## PROBLEM STATEMENT
Skip the images and copy each record exactly as written.

## LISTING
★ ★ ★ ★ ★ ★ ★

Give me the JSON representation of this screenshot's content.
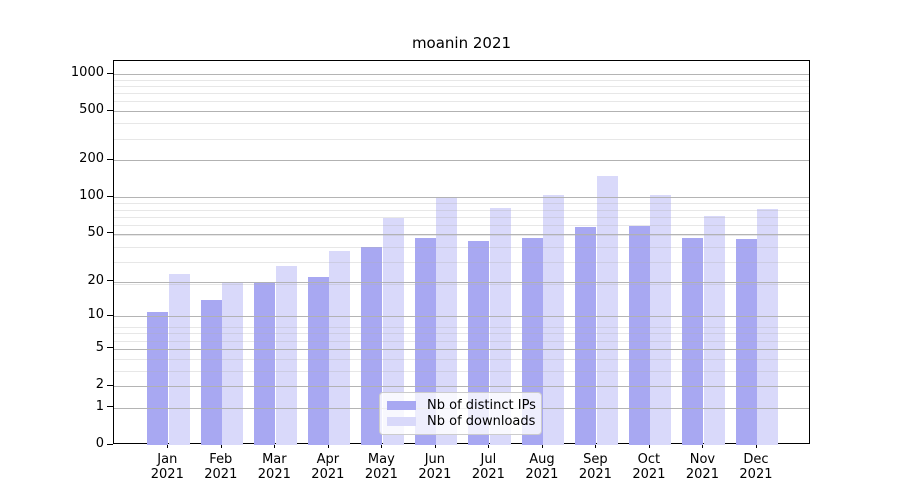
{
  "title": "moanin 2021",
  "legend": {
    "items": [
      {
        "label": "Nb of distinct IPs",
        "color": "#a8a8f2"
      },
      {
        "label": "Nb of downloads",
        "color": "#d9d9fa"
      }
    ]
  },
  "colors": {
    "bar_dark": "#a8a8f2",
    "bar_light": "#d9d9fa",
    "grid_major": "#b0b0b0",
    "grid_minor": "#e9e9e9",
    "axis": "#000000",
    "background": "#ffffff"
  },
  "chart_data": {
    "type": "bar",
    "title": "moanin 2021",
    "categories": [
      "Jan 2021",
      "Feb 2021",
      "Mar 2021",
      "Apr 2021",
      "May 2021",
      "Jun 2021",
      "Jul 2021",
      "Aug 2021",
      "Sep 2021",
      "Oct 2021",
      "Nov 2021",
      "Dec 2021"
    ],
    "series": [
      {
        "name": "Nb of distinct IPs",
        "color": "#a8a8f2",
        "values": [
          11,
          14,
          20,
          22,
          39,
          46,
          44,
          46,
          57,
          58,
          46,
          45
        ]
      },
      {
        "name": "Nb of downloads",
        "color": "#d9d9fa",
        "values": [
          23,
          20,
          27,
          36,
          67,
          101,
          82,
          105,
          150,
          104,
          70,
          80
        ]
      }
    ],
    "xlabel": "",
    "ylabel": "",
    "yscale": "log10(value+1)",
    "y_ticks": [
      0,
      1,
      2,
      5,
      10,
      20,
      50,
      100,
      200,
      500,
      1000
    ],
    "ylim": [
      0,
      1275
    ],
    "grid": "both-horizontal",
    "legend_position": "lower-center-inside"
  }
}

★ ★ ★ ★ ★ ★ ★

## SOLUTION TO THIS PROBLEM
Give me the JSON representation of this screenshot's content.
{
  "title": "moanin 2021",
  "legend": {
    "items": [
      {
        "label": "Nb of distinct IPs",
        "color": "#a8a8f2"
      },
      {
        "label": "Nb of downloads",
        "color": "#d9d9fa"
      }
    ]
  },
  "colors": {
    "bar_dark": "#a8a8f2",
    "bar_light": "#d9d9fa",
    "grid_major": "#b0b0b0",
    "grid_minor": "#e9e9e9",
    "axis": "#000000",
    "background": "#ffffff"
  },
  "chart_data": {
    "type": "bar",
    "title": "moanin 2021",
    "categories": [
      "Jan 2021",
      "Feb 2021",
      "Mar 2021",
      "Apr 2021",
      "May 2021",
      "Jun 2021",
      "Jul 2021",
      "Aug 2021",
      "Sep 2021",
      "Oct 2021",
      "Nov 2021",
      "Dec 2021"
    ],
    "series": [
      {
        "name": "Nb of distinct IPs",
        "color": "#a8a8f2",
        "values": [
          11,
          14,
          20,
          22,
          39,
          46,
          44,
          46,
          57,
          58,
          46,
          45
        ]
      },
      {
        "name": "Nb of downloads",
        "color": "#d9d9fa",
        "values": [
          23,
          20,
          27,
          36,
          67,
          101,
          82,
          105,
          150,
          104,
          70,
          80
        ]
      }
    ],
    "xlabel": "",
    "ylabel": "",
    "yscale": "log10(value+1)",
    "y_ticks": [
      0,
      1,
      2,
      5,
      10,
      20,
      50,
      100,
      200,
      500,
      1000
    ],
    "ylim": [
      0,
      1275
    ],
    "grid": "both-horizontal",
    "legend_position": "lower-center-inside"
  }
}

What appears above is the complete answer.